Extracts from a graphics dataset:

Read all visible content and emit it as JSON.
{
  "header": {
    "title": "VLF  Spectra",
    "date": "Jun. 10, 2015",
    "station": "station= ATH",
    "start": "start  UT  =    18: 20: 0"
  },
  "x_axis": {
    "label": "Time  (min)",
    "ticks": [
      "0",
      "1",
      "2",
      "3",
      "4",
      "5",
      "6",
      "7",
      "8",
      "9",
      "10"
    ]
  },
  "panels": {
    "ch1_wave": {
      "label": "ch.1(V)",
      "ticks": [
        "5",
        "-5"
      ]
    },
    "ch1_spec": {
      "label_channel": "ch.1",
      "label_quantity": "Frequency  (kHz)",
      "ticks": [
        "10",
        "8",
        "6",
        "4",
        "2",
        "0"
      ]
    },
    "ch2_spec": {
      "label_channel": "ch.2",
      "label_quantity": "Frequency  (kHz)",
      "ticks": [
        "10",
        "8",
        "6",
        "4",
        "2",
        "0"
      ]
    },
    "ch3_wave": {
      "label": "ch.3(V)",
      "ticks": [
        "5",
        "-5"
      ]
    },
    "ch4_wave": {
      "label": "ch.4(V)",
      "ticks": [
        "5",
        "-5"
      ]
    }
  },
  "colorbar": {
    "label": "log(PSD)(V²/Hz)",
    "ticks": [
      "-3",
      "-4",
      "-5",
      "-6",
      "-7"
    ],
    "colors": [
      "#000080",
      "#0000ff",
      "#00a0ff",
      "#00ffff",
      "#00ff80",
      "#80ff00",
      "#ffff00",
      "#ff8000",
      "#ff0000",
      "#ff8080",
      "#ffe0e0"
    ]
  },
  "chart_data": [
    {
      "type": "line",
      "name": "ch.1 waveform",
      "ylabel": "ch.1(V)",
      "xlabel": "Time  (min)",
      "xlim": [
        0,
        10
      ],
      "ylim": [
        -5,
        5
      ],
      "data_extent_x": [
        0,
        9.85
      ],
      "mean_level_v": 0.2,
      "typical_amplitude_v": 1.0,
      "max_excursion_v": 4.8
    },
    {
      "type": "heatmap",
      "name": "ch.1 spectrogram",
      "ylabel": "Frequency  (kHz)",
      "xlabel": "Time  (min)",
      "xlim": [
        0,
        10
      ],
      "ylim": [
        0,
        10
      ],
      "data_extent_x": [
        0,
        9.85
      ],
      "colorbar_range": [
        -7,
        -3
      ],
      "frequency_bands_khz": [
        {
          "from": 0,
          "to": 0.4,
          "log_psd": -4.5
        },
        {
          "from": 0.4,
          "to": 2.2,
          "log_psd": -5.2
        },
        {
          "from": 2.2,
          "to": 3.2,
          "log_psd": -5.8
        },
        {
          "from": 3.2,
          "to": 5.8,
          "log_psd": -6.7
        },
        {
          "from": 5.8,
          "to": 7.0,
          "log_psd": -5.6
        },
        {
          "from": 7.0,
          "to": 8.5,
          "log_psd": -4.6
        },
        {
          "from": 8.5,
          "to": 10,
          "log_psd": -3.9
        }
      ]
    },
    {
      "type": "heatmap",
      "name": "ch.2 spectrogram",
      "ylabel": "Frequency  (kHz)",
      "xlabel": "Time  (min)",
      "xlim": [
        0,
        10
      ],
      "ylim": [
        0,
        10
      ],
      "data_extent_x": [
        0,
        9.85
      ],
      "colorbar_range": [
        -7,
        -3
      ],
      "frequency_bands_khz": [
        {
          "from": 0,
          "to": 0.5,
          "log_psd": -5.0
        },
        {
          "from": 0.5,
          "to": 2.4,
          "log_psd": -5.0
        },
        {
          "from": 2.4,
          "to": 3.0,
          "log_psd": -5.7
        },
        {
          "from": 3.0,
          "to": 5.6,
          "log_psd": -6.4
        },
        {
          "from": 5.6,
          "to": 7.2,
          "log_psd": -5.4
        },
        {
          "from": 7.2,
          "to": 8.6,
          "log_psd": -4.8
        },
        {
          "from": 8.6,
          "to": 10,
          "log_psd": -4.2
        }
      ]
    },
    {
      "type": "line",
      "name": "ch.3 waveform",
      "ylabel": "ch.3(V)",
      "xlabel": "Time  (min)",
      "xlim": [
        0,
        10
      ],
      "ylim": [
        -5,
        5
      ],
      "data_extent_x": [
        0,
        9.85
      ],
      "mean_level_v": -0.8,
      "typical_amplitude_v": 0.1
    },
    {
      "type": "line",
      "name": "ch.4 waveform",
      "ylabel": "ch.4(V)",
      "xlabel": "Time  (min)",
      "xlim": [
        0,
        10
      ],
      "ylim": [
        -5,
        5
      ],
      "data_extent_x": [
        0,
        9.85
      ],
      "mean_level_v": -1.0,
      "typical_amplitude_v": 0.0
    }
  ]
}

==

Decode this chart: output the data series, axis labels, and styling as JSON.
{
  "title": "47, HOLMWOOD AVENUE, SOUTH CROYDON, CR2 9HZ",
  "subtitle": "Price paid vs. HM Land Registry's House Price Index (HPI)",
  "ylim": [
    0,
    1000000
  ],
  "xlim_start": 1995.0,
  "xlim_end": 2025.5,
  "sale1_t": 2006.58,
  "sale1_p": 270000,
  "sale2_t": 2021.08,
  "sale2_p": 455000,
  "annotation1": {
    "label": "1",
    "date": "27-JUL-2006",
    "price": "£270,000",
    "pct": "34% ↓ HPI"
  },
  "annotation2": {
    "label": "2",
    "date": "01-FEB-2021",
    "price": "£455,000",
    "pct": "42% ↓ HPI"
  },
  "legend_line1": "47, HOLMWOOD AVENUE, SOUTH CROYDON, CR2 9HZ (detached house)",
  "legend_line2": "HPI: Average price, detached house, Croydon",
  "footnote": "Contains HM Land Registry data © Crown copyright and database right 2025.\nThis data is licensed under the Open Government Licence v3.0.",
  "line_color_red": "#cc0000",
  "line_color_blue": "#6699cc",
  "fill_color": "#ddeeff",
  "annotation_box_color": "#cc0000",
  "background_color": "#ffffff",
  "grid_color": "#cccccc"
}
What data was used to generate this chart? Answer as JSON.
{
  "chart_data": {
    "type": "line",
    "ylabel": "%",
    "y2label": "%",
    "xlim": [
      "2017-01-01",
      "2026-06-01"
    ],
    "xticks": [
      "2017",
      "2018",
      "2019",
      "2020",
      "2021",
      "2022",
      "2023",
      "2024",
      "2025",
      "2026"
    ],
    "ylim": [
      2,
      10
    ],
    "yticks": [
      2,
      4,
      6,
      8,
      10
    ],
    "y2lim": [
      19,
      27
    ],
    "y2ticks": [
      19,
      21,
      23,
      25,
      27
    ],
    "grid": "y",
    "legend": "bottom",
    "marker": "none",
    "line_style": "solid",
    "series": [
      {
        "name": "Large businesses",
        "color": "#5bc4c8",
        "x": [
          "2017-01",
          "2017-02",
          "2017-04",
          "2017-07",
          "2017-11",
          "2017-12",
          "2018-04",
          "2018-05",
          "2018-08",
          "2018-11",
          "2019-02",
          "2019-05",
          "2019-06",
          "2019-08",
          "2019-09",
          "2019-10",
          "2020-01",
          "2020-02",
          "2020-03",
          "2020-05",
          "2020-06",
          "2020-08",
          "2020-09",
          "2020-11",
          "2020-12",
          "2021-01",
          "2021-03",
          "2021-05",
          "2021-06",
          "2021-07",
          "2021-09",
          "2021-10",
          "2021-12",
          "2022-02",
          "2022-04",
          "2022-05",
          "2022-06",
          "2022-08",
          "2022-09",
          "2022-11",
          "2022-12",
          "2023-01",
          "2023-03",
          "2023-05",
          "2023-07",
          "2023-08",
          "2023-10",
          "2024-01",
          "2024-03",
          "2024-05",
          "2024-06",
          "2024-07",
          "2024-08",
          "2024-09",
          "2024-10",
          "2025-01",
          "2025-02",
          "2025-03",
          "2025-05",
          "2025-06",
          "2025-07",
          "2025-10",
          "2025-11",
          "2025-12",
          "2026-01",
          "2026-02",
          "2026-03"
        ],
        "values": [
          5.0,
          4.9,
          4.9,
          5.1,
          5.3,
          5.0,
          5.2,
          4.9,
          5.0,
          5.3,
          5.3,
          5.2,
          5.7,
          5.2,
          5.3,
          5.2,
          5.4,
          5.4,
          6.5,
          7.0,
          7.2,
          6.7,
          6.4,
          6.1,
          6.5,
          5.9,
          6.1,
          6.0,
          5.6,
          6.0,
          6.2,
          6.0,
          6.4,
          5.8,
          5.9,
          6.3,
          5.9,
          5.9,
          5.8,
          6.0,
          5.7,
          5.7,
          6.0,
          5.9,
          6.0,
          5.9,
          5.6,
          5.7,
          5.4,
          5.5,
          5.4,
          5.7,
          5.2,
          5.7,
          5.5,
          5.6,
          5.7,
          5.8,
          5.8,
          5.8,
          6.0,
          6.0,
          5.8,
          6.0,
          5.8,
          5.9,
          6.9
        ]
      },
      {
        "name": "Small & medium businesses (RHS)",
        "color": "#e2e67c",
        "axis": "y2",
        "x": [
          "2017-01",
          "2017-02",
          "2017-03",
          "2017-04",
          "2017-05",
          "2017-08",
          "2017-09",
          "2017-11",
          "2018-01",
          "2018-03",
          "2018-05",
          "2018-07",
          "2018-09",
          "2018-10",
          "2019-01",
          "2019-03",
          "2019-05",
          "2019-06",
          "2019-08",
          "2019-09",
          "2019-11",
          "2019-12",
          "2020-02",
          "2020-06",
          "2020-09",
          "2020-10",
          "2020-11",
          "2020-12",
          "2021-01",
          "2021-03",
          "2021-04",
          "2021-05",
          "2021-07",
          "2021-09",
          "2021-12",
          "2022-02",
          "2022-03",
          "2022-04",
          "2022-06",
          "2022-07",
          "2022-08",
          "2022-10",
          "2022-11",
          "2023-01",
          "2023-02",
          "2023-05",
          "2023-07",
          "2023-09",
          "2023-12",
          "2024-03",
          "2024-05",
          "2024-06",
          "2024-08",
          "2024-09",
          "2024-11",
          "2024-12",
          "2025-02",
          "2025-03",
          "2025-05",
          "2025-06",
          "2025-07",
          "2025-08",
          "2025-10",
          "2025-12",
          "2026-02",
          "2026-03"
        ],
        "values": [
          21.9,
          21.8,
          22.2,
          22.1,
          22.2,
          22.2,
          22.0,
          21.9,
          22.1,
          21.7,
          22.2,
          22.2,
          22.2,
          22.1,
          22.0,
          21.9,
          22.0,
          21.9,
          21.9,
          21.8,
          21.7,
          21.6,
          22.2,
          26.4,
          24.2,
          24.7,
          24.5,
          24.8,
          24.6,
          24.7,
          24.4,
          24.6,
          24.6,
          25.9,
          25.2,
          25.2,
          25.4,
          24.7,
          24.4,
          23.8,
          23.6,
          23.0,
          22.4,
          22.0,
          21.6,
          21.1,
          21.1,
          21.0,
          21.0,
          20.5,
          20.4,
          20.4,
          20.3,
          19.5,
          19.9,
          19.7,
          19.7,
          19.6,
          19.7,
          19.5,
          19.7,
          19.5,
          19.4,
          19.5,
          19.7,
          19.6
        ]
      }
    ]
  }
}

---

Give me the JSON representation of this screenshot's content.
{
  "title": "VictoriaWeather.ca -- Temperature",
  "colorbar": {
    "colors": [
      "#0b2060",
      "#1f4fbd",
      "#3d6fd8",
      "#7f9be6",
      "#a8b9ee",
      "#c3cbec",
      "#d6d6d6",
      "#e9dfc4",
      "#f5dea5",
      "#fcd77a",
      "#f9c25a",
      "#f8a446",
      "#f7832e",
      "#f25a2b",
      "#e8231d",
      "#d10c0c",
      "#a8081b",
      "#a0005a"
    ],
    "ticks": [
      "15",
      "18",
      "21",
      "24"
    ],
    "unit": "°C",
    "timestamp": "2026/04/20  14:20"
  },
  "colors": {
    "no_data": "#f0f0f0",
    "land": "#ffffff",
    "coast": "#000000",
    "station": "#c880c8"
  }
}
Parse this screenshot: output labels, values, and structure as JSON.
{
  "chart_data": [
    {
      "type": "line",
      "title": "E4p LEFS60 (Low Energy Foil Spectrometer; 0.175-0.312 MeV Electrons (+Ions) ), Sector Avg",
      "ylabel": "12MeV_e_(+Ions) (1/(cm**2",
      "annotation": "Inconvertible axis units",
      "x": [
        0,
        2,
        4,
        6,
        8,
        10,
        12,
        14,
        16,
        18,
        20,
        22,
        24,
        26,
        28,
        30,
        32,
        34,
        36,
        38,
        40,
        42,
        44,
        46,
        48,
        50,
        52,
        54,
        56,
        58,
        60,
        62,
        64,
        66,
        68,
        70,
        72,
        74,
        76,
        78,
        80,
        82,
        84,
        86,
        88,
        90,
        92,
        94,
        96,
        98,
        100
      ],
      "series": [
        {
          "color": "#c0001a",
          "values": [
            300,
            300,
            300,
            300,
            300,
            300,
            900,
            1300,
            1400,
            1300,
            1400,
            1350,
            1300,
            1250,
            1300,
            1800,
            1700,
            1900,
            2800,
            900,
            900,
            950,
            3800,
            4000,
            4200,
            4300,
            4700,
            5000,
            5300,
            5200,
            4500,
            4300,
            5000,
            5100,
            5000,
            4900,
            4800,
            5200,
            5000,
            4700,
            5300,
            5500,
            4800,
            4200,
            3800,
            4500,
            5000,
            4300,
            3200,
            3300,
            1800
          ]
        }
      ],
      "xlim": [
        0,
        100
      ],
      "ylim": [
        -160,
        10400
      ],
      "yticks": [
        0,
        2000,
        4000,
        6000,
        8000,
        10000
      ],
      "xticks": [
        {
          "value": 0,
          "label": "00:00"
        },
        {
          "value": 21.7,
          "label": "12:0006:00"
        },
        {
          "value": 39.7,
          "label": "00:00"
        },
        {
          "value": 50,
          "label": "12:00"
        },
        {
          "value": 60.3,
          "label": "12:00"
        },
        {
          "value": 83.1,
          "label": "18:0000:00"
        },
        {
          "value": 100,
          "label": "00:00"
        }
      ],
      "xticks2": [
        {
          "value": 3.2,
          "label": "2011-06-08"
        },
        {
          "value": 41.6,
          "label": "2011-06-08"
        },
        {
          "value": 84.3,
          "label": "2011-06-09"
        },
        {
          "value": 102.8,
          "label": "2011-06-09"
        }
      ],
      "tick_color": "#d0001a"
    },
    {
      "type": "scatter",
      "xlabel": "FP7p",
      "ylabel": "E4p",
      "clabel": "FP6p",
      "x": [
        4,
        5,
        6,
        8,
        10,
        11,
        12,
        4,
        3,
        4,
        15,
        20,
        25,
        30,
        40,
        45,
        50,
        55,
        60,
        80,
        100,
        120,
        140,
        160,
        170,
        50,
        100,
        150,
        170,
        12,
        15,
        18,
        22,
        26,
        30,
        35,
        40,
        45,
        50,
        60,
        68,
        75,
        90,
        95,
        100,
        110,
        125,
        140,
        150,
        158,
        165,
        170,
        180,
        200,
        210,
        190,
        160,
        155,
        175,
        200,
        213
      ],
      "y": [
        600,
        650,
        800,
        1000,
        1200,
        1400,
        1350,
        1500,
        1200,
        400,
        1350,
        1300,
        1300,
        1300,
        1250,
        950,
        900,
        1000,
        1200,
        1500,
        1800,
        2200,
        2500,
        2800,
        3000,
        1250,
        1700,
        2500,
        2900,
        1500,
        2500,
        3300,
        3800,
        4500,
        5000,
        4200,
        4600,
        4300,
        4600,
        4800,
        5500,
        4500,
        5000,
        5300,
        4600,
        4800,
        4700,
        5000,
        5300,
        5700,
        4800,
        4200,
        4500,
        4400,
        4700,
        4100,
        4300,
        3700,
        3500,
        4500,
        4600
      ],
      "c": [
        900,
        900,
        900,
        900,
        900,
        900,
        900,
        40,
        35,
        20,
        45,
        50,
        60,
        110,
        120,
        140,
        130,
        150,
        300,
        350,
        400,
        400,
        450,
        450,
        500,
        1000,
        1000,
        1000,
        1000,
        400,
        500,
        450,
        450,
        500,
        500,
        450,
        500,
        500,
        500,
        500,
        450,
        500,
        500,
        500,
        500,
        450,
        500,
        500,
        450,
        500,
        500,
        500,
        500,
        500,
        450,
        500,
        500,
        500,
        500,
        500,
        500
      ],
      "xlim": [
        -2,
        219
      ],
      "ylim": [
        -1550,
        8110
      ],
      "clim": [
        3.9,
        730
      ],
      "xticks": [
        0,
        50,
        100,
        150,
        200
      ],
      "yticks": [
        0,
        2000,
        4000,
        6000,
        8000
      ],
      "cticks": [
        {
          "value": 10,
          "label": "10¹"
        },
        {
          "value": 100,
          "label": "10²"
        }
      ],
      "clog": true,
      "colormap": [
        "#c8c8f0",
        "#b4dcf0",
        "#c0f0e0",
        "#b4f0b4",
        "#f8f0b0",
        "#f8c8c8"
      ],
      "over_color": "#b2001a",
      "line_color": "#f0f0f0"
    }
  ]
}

## AIM
List each line holding the string "waveform".

## EXPECTED ANSWER
      "name": "ch.1 waveform",
      "name": "ch.3 waveform",
      "name": "ch.4 waveform",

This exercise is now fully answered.